PROBLEM DETAILS
Only a number is required: how many lines of the material contain the word "size"?

DATASET RECORDS
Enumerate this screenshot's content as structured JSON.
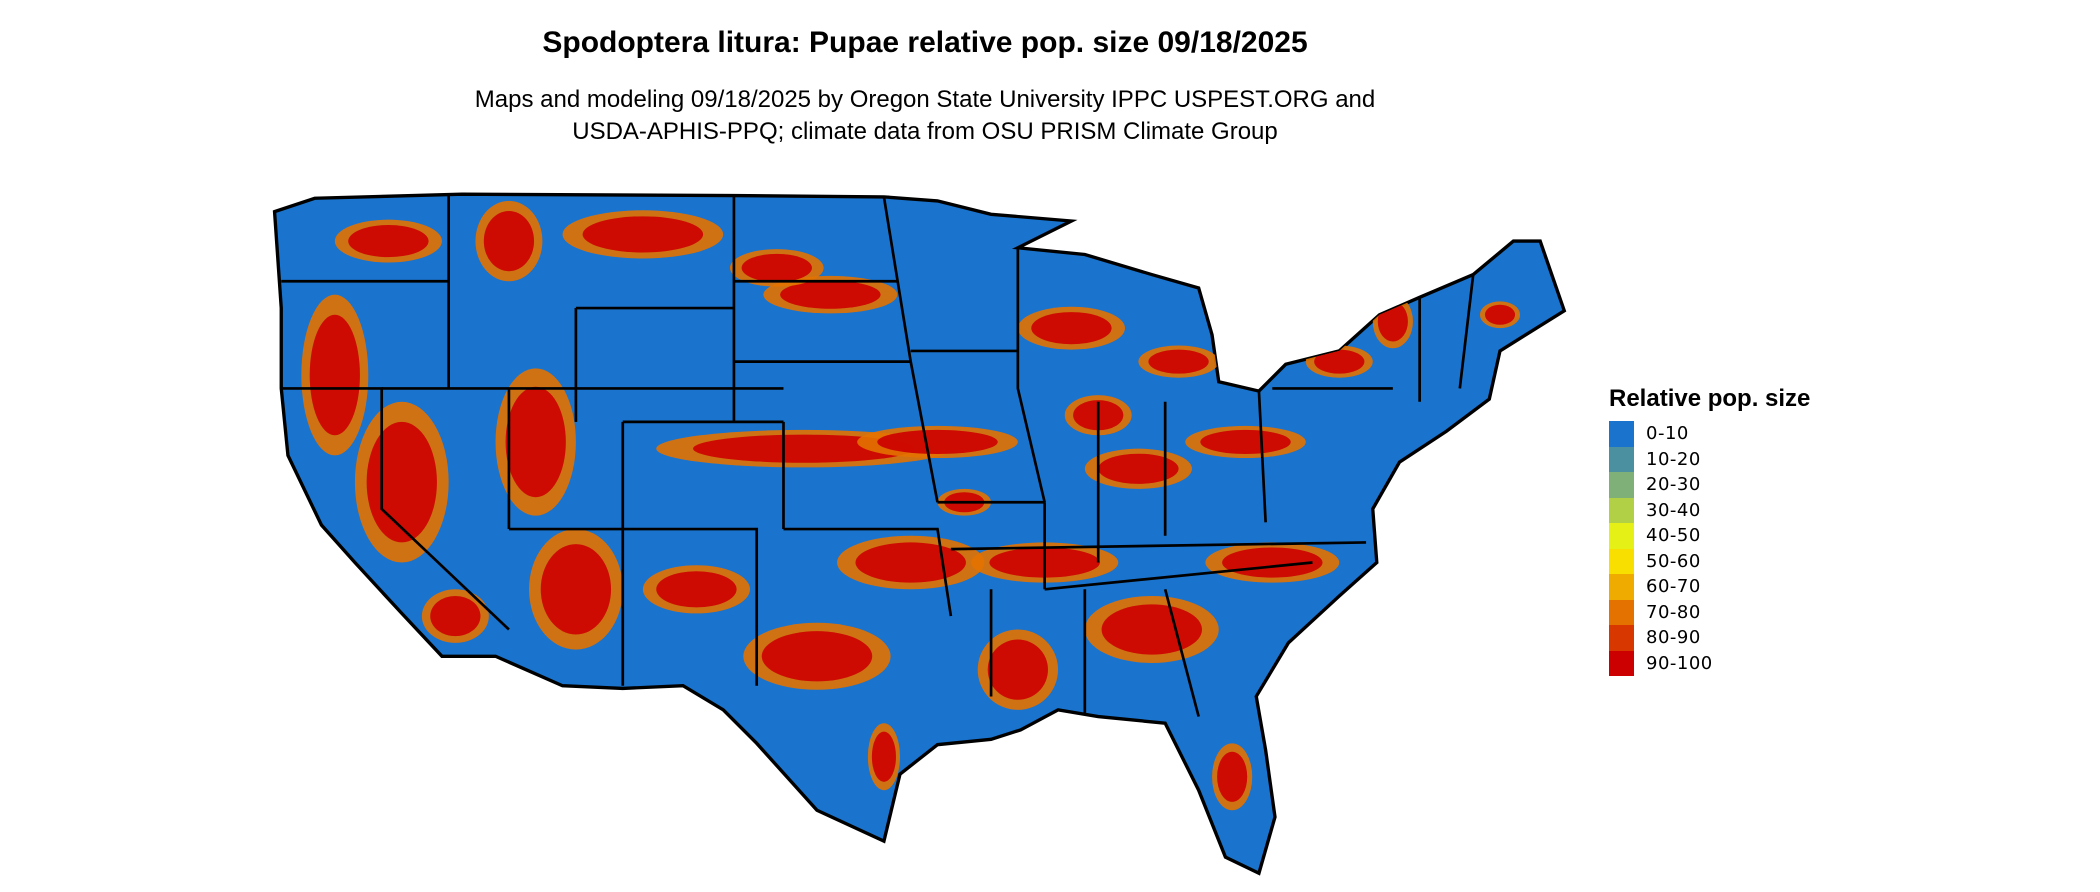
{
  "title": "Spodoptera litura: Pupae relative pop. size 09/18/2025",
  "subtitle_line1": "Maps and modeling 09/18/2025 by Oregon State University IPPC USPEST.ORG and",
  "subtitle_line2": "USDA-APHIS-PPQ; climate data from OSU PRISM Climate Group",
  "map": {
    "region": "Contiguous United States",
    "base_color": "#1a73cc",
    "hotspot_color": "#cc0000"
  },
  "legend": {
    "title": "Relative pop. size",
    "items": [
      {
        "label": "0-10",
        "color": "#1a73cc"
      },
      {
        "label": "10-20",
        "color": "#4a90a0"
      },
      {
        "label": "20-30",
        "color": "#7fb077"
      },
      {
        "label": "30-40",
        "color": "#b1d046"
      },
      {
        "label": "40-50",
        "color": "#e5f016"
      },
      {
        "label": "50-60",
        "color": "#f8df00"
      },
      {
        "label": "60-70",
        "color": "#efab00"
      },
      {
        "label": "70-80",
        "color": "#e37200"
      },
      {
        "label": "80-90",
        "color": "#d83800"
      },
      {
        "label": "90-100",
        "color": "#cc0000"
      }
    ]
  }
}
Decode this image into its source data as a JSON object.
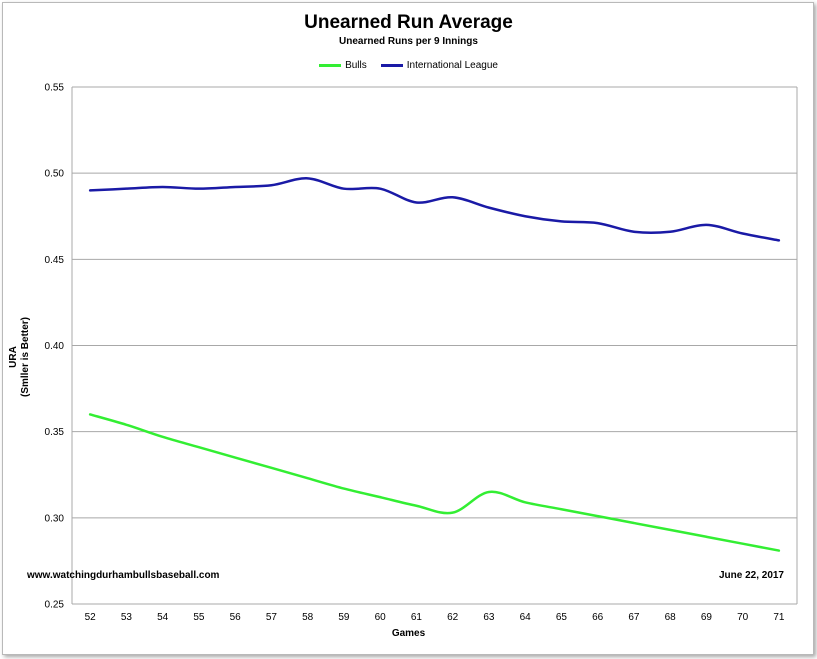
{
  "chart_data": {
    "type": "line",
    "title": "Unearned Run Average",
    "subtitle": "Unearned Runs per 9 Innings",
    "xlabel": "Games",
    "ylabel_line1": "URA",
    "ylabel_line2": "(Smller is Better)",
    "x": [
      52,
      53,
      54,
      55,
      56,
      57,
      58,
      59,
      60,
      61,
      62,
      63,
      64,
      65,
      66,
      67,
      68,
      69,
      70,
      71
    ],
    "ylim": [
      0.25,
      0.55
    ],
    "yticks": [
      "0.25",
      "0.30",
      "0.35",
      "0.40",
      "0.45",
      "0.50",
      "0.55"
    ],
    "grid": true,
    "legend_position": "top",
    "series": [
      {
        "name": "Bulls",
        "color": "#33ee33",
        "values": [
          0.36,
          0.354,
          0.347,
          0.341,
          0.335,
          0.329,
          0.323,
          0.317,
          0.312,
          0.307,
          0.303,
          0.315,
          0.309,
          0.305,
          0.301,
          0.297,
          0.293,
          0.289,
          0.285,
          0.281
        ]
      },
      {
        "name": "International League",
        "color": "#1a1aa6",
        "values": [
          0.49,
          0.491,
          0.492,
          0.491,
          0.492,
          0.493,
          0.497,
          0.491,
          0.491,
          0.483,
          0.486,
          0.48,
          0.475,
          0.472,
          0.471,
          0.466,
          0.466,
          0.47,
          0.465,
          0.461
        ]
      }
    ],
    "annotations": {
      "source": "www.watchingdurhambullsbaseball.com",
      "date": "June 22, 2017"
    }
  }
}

TASK RESPONSE
2